--- Information shown ---
--- START ---

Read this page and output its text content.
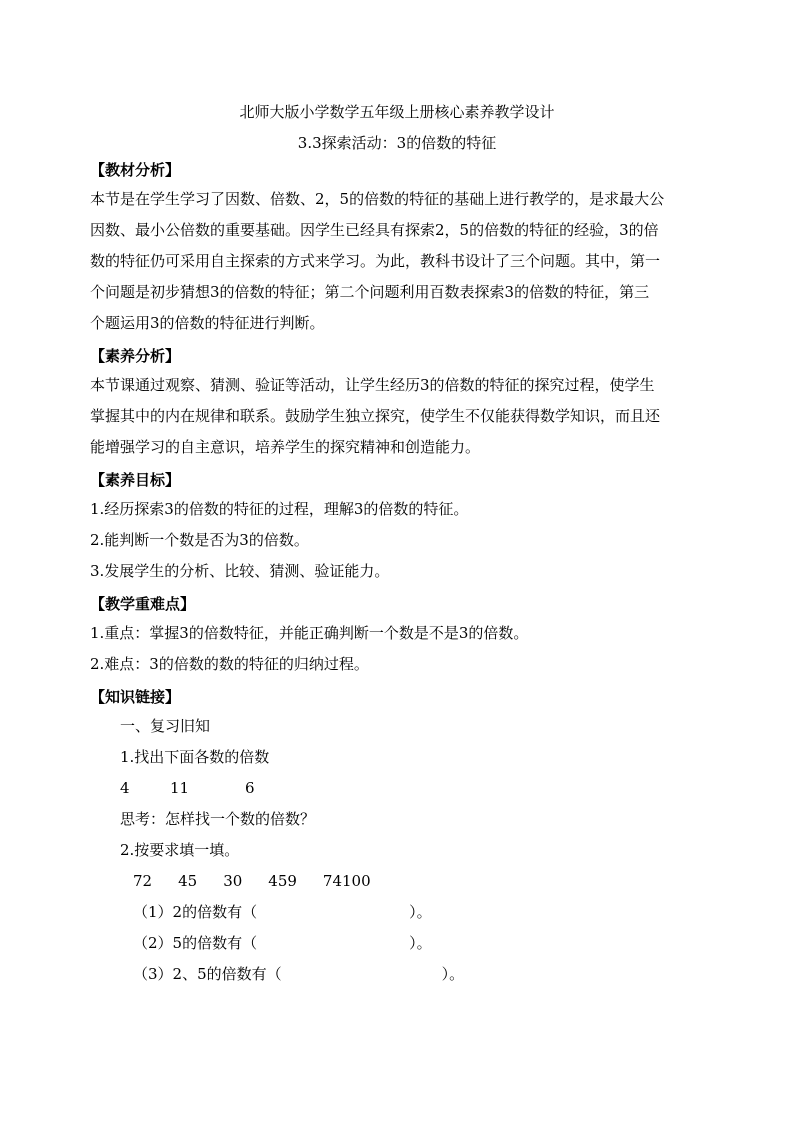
北师大版小学数学五年级上册核心素养教学设计

3.3探索活动：3的倍数的特征

【教材分析】

本节是在学生学习了因数、倍数、2，5的倍数的特征的基础上进行教学的，是求最大公

因数、最小公倍数的重要基础。因学生已经具有探索2，5的倍数的特征的经验，3的倍

数的特征仍可采用自主探索的方式来学习。为此，教科书设计了三个问题。其中，第一

个问题是初步猜想3的倍数的特征；第二个问题利用百数表探索3的倍数的特征，第三

个题运用3的倍数的特征进行判断。

【素养分析】

本节课通过观察、猜测、验证等活动，让学生经历3的倍数的特征的探究过程，使学生

掌握其中的内在规律和联系。鼓励学生独立探究，使学生不仅能获得数学知识，而且还

能增强学习的自主意识，培养学生的探究精神和创造能力。

【素养目标】

1.经历探索3的倍数的特征的过程，理解3的倍数的特征。

2.能判断一个数是否为3的倍数。

3.发展学生的分析、比较、猜测、验证能力。

【教学重难点】

1.重点：掌握3的倍数特征，并能正确判断一个数是不是3的倍数。

2.难点：3的倍数的数的特征的归纳过程。

【知识链接】

一、复习旧知

1.找出下面各数的倍数

4	11	6

思考：怎样找一个数的倍数？

2.按要求填一填。

72 45 30 459 74100

（1）2的倍数有（	）。

（2）5的倍数有（	）。

（3）2、5的倍数有（	）。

--- END ---

--- Required task ---
Restate the whole listing above exactly, please, omitting every image.

--- Solution ---
Read this page and output its text content.
北师大版小学数学五年级上册核心素养教学设计

3.3探索活动：3的倍数的特征

【教材分析】

本节是在学生学习了因数、倍数、2，5的倍数的特征的基础上进行教学的，是求最大公

因数、最小公倍数的重要基础。因学生已经具有探索2，5的倍数的特征的经验，3的倍

数的特征仍可采用自主探索的方式来学习。为此，教科书设计了三个问题。其中，第一

个问题是初步猜想3的倍数的特征；第二个问题利用百数表探索3的倍数的特征，第三

个题运用3的倍数的特征进行判断。

【素养分析】

本节课通过观察、猜测、验证等活动，让学生经历3的倍数的特征的探究过程，使学生

掌握其中的内在规律和联系。鼓励学生独立探究，使学生不仅能获得数学知识，而且还

能增强学习的自主意识，培养学生的探究精神和创造能力。

【素养目标】

1.经历探索3的倍数的特征的过程，理解3的倍数的特征。

2.能判断一个数是否为3的倍数。

3.发展学生的分析、比较、猜测、验证能力。

【教学重难点】

1.重点：掌握3的倍数特征，并能正确判断一个数是不是3的倍数。

2.难点：3的倍数的数的特征的归纳过程。

【知识链接】

一、复习旧知

1.找出下面各数的倍数

4	11	6

思考：怎样找一个数的倍数？

2.按要求填一填。

72 45 30 459 74100

（1）2的倍数有（	）。

（2）5的倍数有（	）。

（3）2、5的倍数有（	）。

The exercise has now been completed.